Given problem
Pictures do not belong in the copy. Return all of the entries exactly.

* Begin Listed entries *

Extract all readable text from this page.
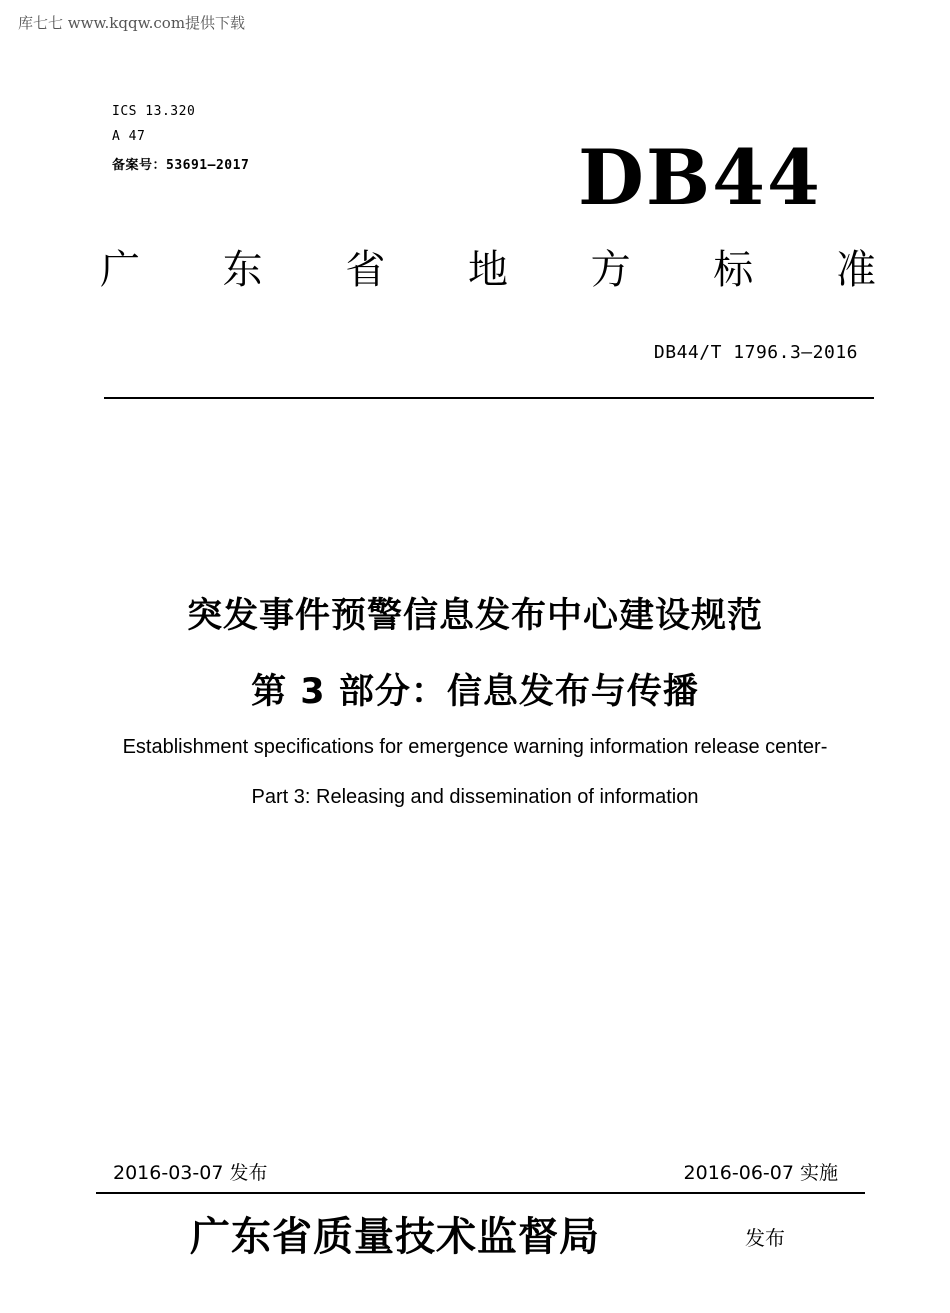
库七七 www.kqqw.com提供下载
ICS 13.320
A 47
备案号：53691—2017	DB44
广 东 省 地 方 标 准
DB44/T 1796.3—2016
突发事件预警信息发布中心建设规范
第 3 部分：信息发布与传播
Establishment specifications for emergence warning information release center-
Part 3: Releasing and dissemination of information
2016-03-07 发布	2016-06-07 实施
广东省质量技术监督局	发布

* End Listed entries *

Task answer
Extract all readable text from this page.
库七七 www.kqqw.com提供下载
ICS 13.320
A 47
备案号：53691—2017	DB44
广 东 省 地 方 标 准
DB44/T 1796.3—2016
突发事件预警信息发布中心建设规范
第 3 部分：信息发布与传播
Establishment specifications for emergence warning information release center-
Part 3: Releasing and dissemination of information
2016-03-07 发布	2016-06-07 实施
广东省质量技术监督局	发布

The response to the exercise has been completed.